Please give back every entry in full, word for word, but none of the pictures.

--- AVAILABLE DATA Enclosed Below ---

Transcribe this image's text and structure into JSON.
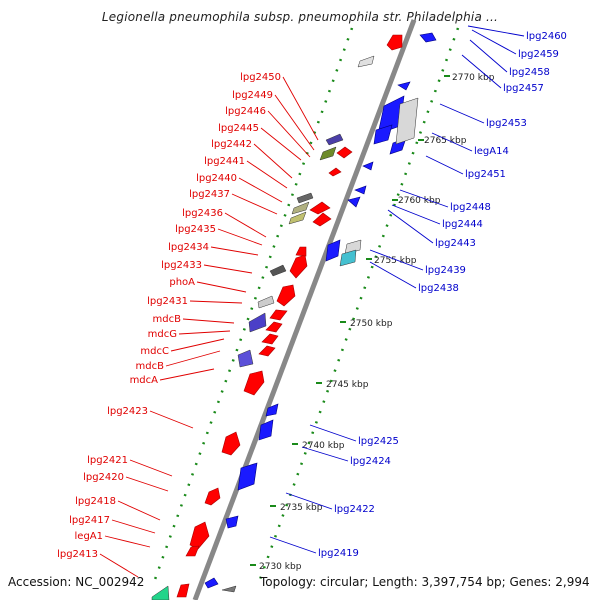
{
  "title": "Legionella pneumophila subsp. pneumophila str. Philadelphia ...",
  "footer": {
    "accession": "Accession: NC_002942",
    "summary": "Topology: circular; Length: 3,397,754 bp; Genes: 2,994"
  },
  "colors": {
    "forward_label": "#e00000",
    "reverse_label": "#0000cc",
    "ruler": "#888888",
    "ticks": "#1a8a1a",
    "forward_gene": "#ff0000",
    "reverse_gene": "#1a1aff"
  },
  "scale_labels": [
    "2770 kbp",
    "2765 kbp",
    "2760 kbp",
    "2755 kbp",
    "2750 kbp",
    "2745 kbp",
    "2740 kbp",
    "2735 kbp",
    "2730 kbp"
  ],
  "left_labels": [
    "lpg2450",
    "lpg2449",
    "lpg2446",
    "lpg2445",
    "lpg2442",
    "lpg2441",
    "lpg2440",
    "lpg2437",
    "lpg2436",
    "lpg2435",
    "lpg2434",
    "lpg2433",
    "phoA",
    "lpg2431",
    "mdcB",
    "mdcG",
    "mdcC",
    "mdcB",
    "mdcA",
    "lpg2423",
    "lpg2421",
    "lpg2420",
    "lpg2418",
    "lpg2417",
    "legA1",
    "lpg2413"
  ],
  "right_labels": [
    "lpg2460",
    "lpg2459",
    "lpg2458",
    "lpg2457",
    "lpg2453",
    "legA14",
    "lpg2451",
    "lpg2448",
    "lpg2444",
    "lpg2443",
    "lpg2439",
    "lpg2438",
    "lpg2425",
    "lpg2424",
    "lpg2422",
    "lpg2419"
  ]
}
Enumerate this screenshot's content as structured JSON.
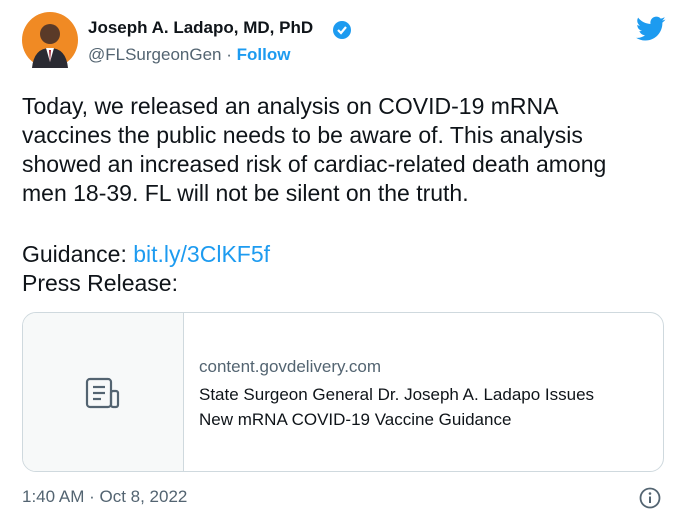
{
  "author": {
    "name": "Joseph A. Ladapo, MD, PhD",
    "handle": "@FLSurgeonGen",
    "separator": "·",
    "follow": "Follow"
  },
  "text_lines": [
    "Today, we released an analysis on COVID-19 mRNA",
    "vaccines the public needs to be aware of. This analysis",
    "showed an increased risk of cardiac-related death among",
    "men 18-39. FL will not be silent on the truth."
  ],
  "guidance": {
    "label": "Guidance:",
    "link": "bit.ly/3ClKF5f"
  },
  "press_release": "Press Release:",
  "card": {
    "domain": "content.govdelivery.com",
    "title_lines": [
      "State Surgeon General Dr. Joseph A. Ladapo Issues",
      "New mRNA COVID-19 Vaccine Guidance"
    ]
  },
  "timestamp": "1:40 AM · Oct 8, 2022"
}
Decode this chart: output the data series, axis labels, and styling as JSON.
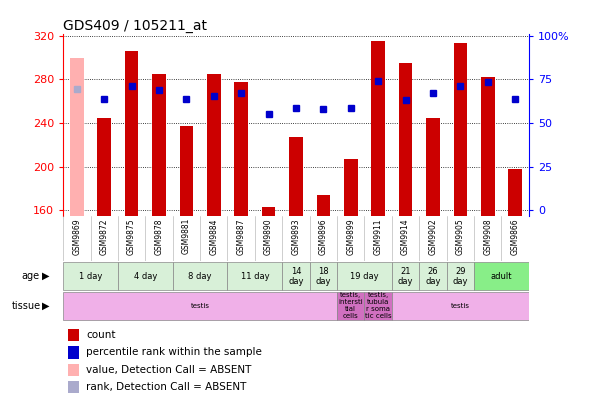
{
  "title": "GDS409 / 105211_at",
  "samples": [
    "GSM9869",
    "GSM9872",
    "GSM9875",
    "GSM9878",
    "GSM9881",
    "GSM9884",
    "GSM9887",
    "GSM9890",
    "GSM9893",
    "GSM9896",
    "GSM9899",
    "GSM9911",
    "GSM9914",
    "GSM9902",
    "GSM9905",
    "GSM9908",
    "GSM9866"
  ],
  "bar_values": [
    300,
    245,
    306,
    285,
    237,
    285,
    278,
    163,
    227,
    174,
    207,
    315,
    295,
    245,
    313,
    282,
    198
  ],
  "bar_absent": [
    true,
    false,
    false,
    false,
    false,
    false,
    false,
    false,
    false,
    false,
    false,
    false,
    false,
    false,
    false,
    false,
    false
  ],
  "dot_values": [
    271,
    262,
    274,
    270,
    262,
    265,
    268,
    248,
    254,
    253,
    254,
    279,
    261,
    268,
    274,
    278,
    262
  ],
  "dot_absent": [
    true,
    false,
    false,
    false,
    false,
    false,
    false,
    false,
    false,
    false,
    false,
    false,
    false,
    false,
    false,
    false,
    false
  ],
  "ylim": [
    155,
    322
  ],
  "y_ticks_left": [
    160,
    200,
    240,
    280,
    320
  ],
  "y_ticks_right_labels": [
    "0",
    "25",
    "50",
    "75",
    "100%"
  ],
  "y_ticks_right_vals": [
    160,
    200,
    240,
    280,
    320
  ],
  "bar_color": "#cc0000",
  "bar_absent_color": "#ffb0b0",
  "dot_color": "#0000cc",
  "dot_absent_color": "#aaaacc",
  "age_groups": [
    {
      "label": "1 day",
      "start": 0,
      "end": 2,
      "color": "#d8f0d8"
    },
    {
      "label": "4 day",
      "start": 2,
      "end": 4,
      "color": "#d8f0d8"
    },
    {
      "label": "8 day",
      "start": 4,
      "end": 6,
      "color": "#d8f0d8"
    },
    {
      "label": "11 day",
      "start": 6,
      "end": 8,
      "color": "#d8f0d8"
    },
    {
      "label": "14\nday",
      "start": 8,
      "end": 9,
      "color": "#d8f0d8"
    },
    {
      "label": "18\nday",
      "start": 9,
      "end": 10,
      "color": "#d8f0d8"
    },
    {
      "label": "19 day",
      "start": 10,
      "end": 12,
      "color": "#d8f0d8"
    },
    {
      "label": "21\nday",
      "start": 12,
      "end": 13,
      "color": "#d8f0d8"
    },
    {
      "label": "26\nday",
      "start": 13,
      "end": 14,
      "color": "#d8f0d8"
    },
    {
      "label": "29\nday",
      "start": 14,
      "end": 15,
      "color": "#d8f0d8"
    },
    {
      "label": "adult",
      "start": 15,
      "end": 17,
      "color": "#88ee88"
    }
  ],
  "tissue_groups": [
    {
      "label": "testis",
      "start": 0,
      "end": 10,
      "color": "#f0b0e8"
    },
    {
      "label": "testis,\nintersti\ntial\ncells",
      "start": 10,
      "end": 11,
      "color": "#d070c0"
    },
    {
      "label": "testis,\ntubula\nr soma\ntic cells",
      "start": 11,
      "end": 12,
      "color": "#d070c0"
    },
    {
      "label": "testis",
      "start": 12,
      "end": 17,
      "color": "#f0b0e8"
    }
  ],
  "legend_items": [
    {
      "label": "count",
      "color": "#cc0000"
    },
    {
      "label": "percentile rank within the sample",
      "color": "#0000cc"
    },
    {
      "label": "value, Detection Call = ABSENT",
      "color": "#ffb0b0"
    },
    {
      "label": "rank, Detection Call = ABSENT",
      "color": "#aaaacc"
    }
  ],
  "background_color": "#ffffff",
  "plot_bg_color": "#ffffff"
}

--- End of Enclosed AVAILABLE DATA ---

== ANSWER AREA ==
Transcribe this image's text and structure into JSON.
{
  "title": "Legionella pneumophila subsp. pneumophila str. Philadelphia ...",
  "footer": {
    "accession": "Accession: NC_002942",
    "summary": "Topology: circular; Length: 3,397,754 bp; Genes: 2,994"
  },
  "colors": {
    "forward_label": "#e00000",
    "reverse_label": "#0000cc",
    "ruler": "#888888",
    "ticks": "#1a8a1a",
    "forward_gene": "#ff0000",
    "reverse_gene": "#1a1aff"
  },
  "scale_labels": [
    "2770 kbp",
    "2765 kbp",
    "2760 kbp",
    "2755 kbp",
    "2750 kbp",
    "2745 kbp",
    "2740 kbp",
    "2735 kbp",
    "2730 kbp"
  ],
  "left_labels": [
    "lpg2450",
    "lpg2449",
    "lpg2446",
    "lpg2445",
    "lpg2442",
    "lpg2441",
    "lpg2440",
    "lpg2437",
    "lpg2436",
    "lpg2435",
    "lpg2434",
    "lpg2433",
    "phoA",
    "lpg2431",
    "mdcB",
    "mdcG",
    "mdcC",
    "mdcB",
    "mdcA",
    "lpg2423",
    "lpg2421",
    "lpg2420",
    "lpg2418",
    "lpg2417",
    "legA1",
    "lpg2413"
  ],
  "right_labels": [
    "lpg2460",
    "lpg2459",
    "lpg2458",
    "lpg2457",
    "lpg2453",
    "legA14",
    "lpg2451",
    "lpg2448",
    "lpg2444",
    "lpg2443",
    "lpg2439",
    "lpg2438",
    "lpg2425",
    "lpg2424",
    "lpg2422",
    "lpg2419"
  ]
}
Enumerate this screenshot's content as structured JSON.
{
  "author": {
    "name": "Joseph A. Ladapo, MD, PhD",
    "handle": "@FLSurgeonGen",
    "separator": "·",
    "follow": "Follow"
  },
  "text_lines": [
    "Today, we released an analysis on COVID-19 mRNA",
    "vaccines the public needs to be aware of. This analysis",
    "showed an increased risk of cardiac-related death among",
    "men 18-39. FL will not be silent on the truth."
  ],
  "guidance": {
    "label": "Guidance:",
    "link": "bit.ly/3ClKF5f"
  },
  "press_release": "Press Release:",
  "card": {
    "domain": "content.govdelivery.com",
    "title_lines": [
      "State Surgeon General Dr. Joseph A. Ladapo Issues",
      "New mRNA COVID-19 Vaccine Guidance"
    ]
  },
  "timestamp": "1:40 AM · Oct 8, 2022"
}
Decode this chart: output the data series, axis labels, and styling as JSON.
{
  "title": "GDS409 / 105211_at",
  "samples": [
    "GSM9869",
    "GSM9872",
    "GSM9875",
    "GSM9878",
    "GSM9881",
    "GSM9884",
    "GSM9887",
    "GSM9890",
    "GSM9893",
    "GSM9896",
    "GSM9899",
    "GSM9911",
    "GSM9914",
    "GSM9902",
    "GSM9905",
    "GSM9908",
    "GSM9866"
  ],
  "bar_values": [
    300,
    245,
    306,
    285,
    237,
    285,
    278,
    163,
    227,
    174,
    207,
    315,
    295,
    245,
    313,
    282,
    198
  ],
  "bar_absent": [
    true,
    false,
    false,
    false,
    false,
    false,
    false,
    false,
    false,
    false,
    false,
    false,
    false,
    false,
    false,
    false,
    false
  ],
  "dot_values": [
    271,
    262,
    274,
    270,
    262,
    265,
    268,
    248,
    254,
    253,
    254,
    279,
    261,
    268,
    274,
    278,
    262
  ],
  "dot_absent": [
    true,
    false,
    false,
    false,
    false,
    false,
    false,
    false,
    false,
    false,
    false,
    false,
    false,
    false,
    false,
    false,
    false
  ],
  "ylim": [
    155,
    322
  ],
  "y_ticks_left": [
    160,
    200,
    240,
    280,
    320
  ],
  "y_ticks_right_labels": [
    "0",
    "25",
    "50",
    "75",
    "100%"
  ],
  "y_ticks_right_vals": [
    160,
    200,
    240,
    280,
    320
  ],
  "bar_color": "#cc0000",
  "bar_absent_color": "#ffb0b0",
  "dot_color": "#0000cc",
  "dot_absent_color": "#aaaacc",
  "age_groups": [
    {
      "label": "1 day",
      "start": 0,
      "end": 2,
      "color": "#d8f0d8"
    },
    {
      "label": "4 day",
      "start": 2,
      "end": 4,
      "color": "#d8f0d8"
    },
    {
      "label": "8 day",
      "start": 4,
      "end": 6,
      "color": "#d8f0d8"
    },
    {
      "label": "11 day",
      "start": 6,
      "end": 8,
      "color": "#d8f0d8"
    },
    {
      "label": "14\nday",
      "start": 8,
      "end": 9,
      "color": "#d8f0d8"
    },
    {
      "label": "18\nday",
      "start": 9,
      "end": 10,
      "color": "#d8f0d8"
    },
    {
      "label": "19 day",
      "start": 10,
      "end": 12,
      "color": "#d8f0d8"
    },
    {
      "label": "21\nday",
      "start": 12,
      "end": 13,
      "color": "#d8f0d8"
    },
    {
      "label": "26\nday",
      "start": 13,
      "end": 14,
      "color": "#d8f0d8"
    },
    {
      "label": "29\nday",
      "start": 14,
      "end": 15,
      "color": "#d8f0d8"
    },
    {
      "label": "adult",
      "start": 15,
      "end": 17,
      "color": "#88ee88"
    }
  ],
  "tissue_groups": [
    {
      "label": "testis",
      "start": 0,
      "end": 10,
      "color": "#f0b0e8"
    },
    {
      "label": "testis,\nintersti\ntial\ncells",
      "start": 10,
      "end": 11,
      "color": "#d070c0"
    },
    {
      "label": "testis,\ntubula\nr soma\ntic cells",
      "start": 11,
      "end": 12,
      "color": "#d070c0"
    },
    {
      "label": "testis",
      "start": 12,
      "end": 17,
      "color": "#f0b0e8"
    }
  ],
  "legend_items": [
    {
      "label": "count",
      "color": "#cc0000"
    },
    {
      "label": "percentile rank within the sample",
      "color": "#0000cc"
    },
    {
      "label": "value, Detection Call = ABSENT",
      "color": "#ffb0b0"
    },
    {
      "label": "rank, Detection Call = ABSENT",
      "color": "#aaaacc"
    }
  ],
  "background_color": "#ffffff",
  "plot_bg_color": "#ffffff"
}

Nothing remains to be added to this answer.